Dataset entries:
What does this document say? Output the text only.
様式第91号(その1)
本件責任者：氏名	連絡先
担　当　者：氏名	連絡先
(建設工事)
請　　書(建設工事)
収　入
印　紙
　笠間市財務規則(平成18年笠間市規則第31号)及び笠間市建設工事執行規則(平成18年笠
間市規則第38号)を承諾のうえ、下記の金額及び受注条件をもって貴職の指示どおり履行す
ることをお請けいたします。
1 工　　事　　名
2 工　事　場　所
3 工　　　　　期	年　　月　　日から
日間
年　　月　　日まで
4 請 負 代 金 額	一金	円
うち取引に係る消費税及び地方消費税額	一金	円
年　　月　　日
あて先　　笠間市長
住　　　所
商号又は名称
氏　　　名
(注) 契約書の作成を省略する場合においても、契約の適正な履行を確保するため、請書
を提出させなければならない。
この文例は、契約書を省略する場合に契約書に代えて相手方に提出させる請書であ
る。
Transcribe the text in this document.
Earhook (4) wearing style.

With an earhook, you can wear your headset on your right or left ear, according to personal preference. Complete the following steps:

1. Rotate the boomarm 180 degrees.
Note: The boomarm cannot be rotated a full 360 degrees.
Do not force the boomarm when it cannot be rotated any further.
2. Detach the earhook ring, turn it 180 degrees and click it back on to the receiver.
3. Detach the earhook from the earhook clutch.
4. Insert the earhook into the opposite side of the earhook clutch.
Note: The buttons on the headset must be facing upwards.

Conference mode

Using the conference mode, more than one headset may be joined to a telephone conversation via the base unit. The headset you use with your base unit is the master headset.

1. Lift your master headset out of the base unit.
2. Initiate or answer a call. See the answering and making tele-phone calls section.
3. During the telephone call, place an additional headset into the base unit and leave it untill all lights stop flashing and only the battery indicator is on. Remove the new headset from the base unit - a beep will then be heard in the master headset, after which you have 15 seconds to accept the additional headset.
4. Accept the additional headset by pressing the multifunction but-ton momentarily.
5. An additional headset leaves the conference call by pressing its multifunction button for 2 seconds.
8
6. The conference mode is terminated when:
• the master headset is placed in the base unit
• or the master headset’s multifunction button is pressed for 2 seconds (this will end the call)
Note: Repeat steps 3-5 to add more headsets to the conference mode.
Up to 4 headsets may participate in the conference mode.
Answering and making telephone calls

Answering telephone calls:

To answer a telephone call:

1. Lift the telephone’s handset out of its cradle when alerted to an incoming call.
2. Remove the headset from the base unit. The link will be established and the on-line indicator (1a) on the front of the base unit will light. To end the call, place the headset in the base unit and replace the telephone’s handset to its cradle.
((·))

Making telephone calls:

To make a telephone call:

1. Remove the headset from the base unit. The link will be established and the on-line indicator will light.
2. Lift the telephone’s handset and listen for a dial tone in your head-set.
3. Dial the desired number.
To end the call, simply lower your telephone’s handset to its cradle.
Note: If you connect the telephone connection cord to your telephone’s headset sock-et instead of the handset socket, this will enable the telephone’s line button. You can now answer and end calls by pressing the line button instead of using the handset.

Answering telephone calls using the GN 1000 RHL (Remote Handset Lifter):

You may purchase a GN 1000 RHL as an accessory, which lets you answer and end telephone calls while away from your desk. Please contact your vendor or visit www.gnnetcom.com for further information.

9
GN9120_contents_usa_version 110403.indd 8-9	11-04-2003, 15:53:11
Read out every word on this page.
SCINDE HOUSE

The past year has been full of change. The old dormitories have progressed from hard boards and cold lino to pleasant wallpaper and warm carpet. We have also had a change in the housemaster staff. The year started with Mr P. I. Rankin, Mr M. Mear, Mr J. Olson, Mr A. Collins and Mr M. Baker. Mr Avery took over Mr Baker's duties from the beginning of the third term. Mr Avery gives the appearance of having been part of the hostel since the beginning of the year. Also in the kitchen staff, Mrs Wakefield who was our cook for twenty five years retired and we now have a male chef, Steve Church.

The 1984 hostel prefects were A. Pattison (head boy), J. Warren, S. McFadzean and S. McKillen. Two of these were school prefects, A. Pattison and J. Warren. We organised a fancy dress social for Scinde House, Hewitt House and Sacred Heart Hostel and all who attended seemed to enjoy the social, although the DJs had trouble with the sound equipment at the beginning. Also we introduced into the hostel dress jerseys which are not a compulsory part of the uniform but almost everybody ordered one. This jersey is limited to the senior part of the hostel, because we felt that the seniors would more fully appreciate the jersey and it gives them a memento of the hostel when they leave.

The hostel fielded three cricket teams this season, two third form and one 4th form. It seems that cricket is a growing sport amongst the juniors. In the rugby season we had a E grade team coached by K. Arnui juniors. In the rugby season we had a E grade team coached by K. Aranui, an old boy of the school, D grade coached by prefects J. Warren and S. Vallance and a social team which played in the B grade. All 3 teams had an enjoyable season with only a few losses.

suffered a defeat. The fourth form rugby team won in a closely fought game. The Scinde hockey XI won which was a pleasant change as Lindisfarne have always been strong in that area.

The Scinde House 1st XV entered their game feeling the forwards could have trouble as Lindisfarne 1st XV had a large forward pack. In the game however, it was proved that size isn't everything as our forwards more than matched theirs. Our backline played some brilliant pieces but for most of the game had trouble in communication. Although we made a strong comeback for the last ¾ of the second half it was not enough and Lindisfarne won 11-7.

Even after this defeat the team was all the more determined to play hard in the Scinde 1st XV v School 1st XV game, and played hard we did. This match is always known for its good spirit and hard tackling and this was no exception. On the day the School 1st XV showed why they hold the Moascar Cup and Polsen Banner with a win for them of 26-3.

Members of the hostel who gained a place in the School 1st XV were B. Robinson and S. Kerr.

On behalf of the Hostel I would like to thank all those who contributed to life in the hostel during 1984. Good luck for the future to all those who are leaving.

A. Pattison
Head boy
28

- [Set exercise]:
Every entry should be output exactly as written, please.

- [Complete answer]:
What does this document say? Output the text only.
様式第91号(その1)
本件責任者：氏名	連絡先
担　当　者：氏名	連絡先
(建設工事)
請　　書(建設工事)
収　入
印　紙
　笠間市財務規則(平成18年笠間市規則第31号)及び笠間市建設工事執行規則(平成18年笠
間市規則第38号)を承諾のうえ、下記の金額及び受注条件をもって貴職の指示どおり履行す
ることをお請けいたします。
1 工　　事　　名
2 工　事　場　所
3 工　　　　　期	年　　月　　日から
日間
年　　月　　日まで
4 請 負 代 金 額	一金	円
うち取引に係る消費税及び地方消費税額	一金	円
年　　月　　日
あて先　　笠間市長
住　　　所
商号又は名称
氏　　　名
(注) 契約書の作成を省略する場合においても、契約の適正な履行を確保するため、請書
を提出させなければならない。
この文例は、契約書を省略する場合に契約書に代えて相手方に提出させる請書であ
る。
Transcribe the text in this document.
Earhook (4) wearing style.

With an earhook, you can wear your headset on your right or left ear, according to personal preference. Complete the following steps:

1. Rotate the boomarm 180 degrees.
Note: The boomarm cannot be rotated a full 360 degrees.
Do not force the boomarm when it cannot be rotated any further.
2. Detach the earhook ring, turn it 180 degrees and click it back on to the receiver.
3. Detach the earhook from the earhook clutch.
4. Insert the earhook into the opposite side of the earhook clutch.
Note: The buttons on the headset must be facing upwards.

Conference mode

Using the conference mode, more than one headset may be joined to a telephone conversation via the base unit. The headset you use with your base unit is the master headset.

1. Lift your master headset out of the base unit.
2. Initiate or answer a call. See the answering and making tele-phone calls section.
3. During the telephone call, place an additional headset into the base unit and leave it untill all lights stop flashing and only the battery indicator is on. Remove the new headset from the base unit - a beep will then be heard in the master headset, after which you have 15 seconds to accept the additional headset.
4. Accept the additional headset by pressing the multifunction but-ton momentarily.
5. An additional headset leaves the conference call by pressing its multifunction button for 2 seconds.
8
6. The conference mode is terminated when:
• the master headset is placed in the base unit
• or the master headset’s multifunction button is pressed for 2 seconds (this will end the call)
Note: Repeat steps 3-5 to add more headsets to the conference mode.
Up to 4 headsets may participate in the conference mode.
Answering and making telephone calls

Answering telephone calls:

To answer a telephone call:

1. Lift the telephone’s handset out of its cradle when alerted to an incoming call.
2. Remove the headset from the base unit. The link will be established and the on-line indicator (1a) on the front of the base unit will light. To end the call, place the headset in the base unit and replace the telephone’s handset to its cradle.
((·))

Making telephone calls:

To make a telephone call:

1. Remove the headset from the base unit. The link will be established and the on-line indicator will light.
2. Lift the telephone’s handset and listen for a dial tone in your head-set.
3. Dial the desired number.
To end the call, simply lower your telephone’s handset to its cradle.
Note: If you connect the telephone connection cord to your telephone’s headset sock-et instead of the handset socket, this will enable the telephone’s line button. You can now answer and end calls by pressing the line button instead of using the handset.

Answering telephone calls using the GN 1000 RHL (Remote Handset Lifter):

You may purchase a GN 1000 RHL as an accessory, which lets you answer and end telephone calls while away from your desk. Please contact your vendor or visit www.gnnetcom.com for further information.

9
GN9120_contents_usa_version 110403.indd 8-9	11-04-2003, 15:53:11
Read out every word on this page.
SCINDE HOUSE

The past year has been full of change. The old dormitories have progressed from hard boards and cold lino to pleasant wallpaper and warm carpet. We have also had a change in the housemaster staff. The year started with Mr P. I. Rankin, Mr M. Mear, Mr J. Olson, Mr A. Collins and Mr M. Baker. Mr Avery took over Mr Baker's duties from the beginning of the third term. Mr Avery gives the appearance of having been part of the hostel since the beginning of the year. Also in the kitchen staff, Mrs Wakefield who was our cook for twenty five years retired and we now have a male chef, Steve Church.

The 1984 hostel prefects were A. Pattison (head boy), J. Warren, S. McFadzean and S. McKillen. Two of these were school prefects, A. Pattison and J. Warren. We organised a fancy dress social for Scinde House, Hewitt House and Sacred Heart Hostel and all who attended seemed to enjoy the social, although the DJs had trouble with the sound equipment at the beginning. Also we introduced into the hostel dress jerseys which are not a compulsory part of the uniform but almost everybody ordered one. This jersey is limited to the senior part of the hostel, because we felt that the seniors would more fully appreciate the jersey and it gives them a memento of the hostel when they leave.

The hostel fielded three cricket teams this season, two third form and one 4th form. It seems that cricket is a growing sport amongst the juniors. In the rugby season we had a E grade team coached by K. Arnui juniors. In the rugby season we had a E grade team coached by K. Aranui, an old boy of the school, D grade coached by prefects J. Warren and S. Vallance and a social team which played in the B grade. All 3 teams had an enjoyable season with only a few losses.

suffered a defeat. The fourth form rugby team won in a closely fought game. The Scinde hockey XI won which was a pleasant change as Lindisfarne have always been strong in that area.

The Scinde House 1st XV entered their game feeling the forwards could have trouble as Lindisfarne 1st XV had a large forward pack. In the game however, it was proved that size isn't everything as our forwards more than matched theirs. Our backline played some brilliant pieces but for most of the game had trouble in communication. Although we made a strong comeback for the last ¾ of the second half it was not enough and Lindisfarne won 11-7.

Even after this defeat the team was all the more determined to play hard in the Scinde 1st XV v School 1st XV game, and played hard we did. This match is always known for its good spirit and hard tackling and this was no exception. On the day the School 1st XV showed why they hold the Moascar Cup and Polsen Banner with a win for them of 26-3.

Members of the hostel who gained a place in the School 1st XV were B. Robinson and S. Kerr.

On behalf of the Hostel I would like to thank all those who contributed to life in the hostel during 1984. Good luck for the future to all those who are leaving.

A. Pattison
Head boy
28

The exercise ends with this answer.